Copy out the records word for word, beginning with the first line and ending with the line containing "square-e2[interactable] — [162, 129, 183, 150]", that line included.

Dataset excerpt:
--------

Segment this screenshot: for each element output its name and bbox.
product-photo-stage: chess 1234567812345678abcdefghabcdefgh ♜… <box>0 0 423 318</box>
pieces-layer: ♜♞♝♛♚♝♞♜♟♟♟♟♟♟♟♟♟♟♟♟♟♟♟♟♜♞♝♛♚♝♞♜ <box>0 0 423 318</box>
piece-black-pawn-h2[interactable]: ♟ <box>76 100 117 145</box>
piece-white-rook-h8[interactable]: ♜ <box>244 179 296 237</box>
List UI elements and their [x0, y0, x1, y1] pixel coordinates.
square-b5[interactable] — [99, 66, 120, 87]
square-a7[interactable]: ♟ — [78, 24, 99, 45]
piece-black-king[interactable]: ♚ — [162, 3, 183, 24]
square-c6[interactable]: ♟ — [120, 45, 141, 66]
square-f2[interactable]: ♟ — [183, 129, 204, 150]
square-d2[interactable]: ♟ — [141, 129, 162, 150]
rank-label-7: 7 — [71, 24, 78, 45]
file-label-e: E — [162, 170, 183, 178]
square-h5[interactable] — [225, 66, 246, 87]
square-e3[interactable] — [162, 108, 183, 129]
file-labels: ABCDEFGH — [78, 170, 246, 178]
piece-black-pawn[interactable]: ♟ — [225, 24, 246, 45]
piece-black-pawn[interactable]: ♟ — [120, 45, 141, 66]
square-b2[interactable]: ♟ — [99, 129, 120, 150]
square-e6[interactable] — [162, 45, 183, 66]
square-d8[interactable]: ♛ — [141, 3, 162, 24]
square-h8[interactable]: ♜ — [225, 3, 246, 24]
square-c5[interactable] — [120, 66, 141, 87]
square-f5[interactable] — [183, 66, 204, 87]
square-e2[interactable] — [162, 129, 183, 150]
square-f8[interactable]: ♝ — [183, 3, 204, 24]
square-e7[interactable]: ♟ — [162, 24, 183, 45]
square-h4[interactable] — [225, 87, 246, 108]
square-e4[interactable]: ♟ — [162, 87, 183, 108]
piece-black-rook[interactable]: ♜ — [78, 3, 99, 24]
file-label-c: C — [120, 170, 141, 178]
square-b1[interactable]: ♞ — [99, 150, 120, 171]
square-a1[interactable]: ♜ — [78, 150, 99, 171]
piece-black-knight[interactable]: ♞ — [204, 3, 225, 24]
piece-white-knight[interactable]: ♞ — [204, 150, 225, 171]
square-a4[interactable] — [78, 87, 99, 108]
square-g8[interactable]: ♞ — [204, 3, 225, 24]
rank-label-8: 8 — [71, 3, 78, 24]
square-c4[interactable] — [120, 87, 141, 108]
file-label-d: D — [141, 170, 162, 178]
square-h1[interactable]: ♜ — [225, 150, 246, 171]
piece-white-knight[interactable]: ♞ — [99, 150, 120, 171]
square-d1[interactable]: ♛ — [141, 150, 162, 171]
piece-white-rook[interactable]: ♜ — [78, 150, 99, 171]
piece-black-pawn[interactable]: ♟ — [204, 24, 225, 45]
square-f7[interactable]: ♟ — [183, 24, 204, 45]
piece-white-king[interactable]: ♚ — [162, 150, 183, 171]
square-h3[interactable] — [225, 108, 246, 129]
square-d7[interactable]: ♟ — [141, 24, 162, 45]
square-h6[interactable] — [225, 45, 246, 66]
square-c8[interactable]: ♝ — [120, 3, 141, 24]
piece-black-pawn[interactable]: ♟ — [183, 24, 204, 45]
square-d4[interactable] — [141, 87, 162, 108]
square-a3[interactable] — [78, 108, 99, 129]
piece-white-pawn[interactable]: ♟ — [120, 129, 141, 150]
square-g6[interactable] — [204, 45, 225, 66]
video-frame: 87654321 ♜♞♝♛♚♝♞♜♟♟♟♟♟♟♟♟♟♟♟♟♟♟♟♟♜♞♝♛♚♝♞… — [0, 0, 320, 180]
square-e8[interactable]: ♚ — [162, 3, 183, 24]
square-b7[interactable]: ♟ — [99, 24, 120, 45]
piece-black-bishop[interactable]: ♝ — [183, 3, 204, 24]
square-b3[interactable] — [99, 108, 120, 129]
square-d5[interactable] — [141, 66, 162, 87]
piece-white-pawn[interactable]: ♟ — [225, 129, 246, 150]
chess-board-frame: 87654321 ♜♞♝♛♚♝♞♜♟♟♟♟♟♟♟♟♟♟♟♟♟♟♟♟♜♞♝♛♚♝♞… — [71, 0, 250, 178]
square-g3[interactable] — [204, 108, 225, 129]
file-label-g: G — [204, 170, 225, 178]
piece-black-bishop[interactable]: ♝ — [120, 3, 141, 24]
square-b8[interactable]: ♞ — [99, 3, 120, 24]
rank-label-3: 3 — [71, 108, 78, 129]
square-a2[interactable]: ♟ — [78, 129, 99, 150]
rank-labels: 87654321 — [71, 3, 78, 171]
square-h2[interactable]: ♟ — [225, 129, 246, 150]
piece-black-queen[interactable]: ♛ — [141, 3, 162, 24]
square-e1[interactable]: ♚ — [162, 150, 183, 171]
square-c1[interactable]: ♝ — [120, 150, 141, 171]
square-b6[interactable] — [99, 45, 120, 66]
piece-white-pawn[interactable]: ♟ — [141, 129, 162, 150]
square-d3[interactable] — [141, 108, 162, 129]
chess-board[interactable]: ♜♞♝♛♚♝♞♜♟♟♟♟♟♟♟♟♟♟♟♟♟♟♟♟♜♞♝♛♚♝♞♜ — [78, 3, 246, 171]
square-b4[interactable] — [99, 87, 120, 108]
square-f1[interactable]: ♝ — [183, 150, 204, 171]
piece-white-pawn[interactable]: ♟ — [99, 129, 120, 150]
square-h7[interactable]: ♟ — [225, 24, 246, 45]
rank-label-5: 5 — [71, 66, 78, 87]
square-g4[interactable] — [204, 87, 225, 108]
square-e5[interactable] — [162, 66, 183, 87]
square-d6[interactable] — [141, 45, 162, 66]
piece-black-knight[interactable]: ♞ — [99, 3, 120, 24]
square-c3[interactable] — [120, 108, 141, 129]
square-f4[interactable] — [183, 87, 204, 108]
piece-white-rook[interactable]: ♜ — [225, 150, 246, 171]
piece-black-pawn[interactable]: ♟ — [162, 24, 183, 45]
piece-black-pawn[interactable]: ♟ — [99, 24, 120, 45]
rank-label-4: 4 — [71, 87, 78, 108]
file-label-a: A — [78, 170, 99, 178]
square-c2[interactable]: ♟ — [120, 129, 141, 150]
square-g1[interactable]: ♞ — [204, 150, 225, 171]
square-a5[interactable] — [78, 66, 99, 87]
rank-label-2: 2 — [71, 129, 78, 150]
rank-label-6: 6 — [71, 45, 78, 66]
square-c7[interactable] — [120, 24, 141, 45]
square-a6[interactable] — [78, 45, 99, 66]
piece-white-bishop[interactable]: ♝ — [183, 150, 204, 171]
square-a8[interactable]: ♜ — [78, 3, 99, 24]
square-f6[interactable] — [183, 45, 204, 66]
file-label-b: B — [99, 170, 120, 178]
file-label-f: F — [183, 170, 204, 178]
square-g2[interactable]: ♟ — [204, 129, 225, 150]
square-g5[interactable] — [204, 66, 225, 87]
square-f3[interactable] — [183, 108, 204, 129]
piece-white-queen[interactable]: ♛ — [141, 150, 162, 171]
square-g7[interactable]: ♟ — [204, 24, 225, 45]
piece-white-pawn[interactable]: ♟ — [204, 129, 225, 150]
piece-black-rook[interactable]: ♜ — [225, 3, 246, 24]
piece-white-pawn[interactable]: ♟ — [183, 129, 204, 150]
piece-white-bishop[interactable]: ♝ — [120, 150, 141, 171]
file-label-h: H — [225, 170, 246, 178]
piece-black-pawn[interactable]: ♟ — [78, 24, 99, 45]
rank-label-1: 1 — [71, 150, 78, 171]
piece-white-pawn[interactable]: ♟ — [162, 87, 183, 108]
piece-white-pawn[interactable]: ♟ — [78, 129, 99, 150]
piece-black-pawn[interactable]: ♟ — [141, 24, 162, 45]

--------

* WRITTEN SOLUTION:
Segment this screenshot: for each element output its name and bbox.
product-photo-stage: chess 1234567812345678abcdefghabcdefgh ♜… <box>0 0 423 318</box>
pieces-layer: ♜♞♝♛♚♝♞♜♟♟♟♟♟♟♟♟♟♟♟♟♟♟♟♟♜♞♝♛♚♝♞♜ <box>0 0 423 318</box>
piece-black-pawn-h2[interactable]: ♟ <box>76 100 117 145</box>
piece-white-rook-h8[interactable]: ♜ <box>244 179 296 237</box>
List UI elements and their [x0, y0, x1, y1] pixel coordinates.
square-b5[interactable] — [99, 66, 120, 87]
square-a7[interactable]: ♟ — [78, 24, 99, 45]
piece-black-king[interactable]: ♚ — [162, 3, 183, 24]
square-c6[interactable]: ♟ — [120, 45, 141, 66]
square-f2[interactable]: ♟ — [183, 129, 204, 150]
square-d2[interactable]: ♟ — [141, 129, 162, 150]
rank-label-7: 7 — [71, 24, 78, 45]
file-label-e: E — [162, 170, 183, 178]
square-h5[interactable] — [225, 66, 246, 87]
square-e3[interactable] — [162, 108, 183, 129]
file-labels: ABCDEFGH — [78, 170, 246, 178]
piece-black-pawn[interactable]: ♟ — [225, 24, 246, 45]
piece-black-pawn[interactable]: ♟ — [120, 45, 141, 66]
square-b2[interactable]: ♟ — [99, 129, 120, 150]
square-e6[interactable] — [162, 45, 183, 66]
square-d8[interactable]: ♛ — [141, 3, 162, 24]
square-h8[interactable]: ♜ — [225, 3, 246, 24]
square-c5[interactable] — [120, 66, 141, 87]
square-f5[interactable] — [183, 66, 204, 87]
square-e2[interactable] — [162, 129, 183, 150]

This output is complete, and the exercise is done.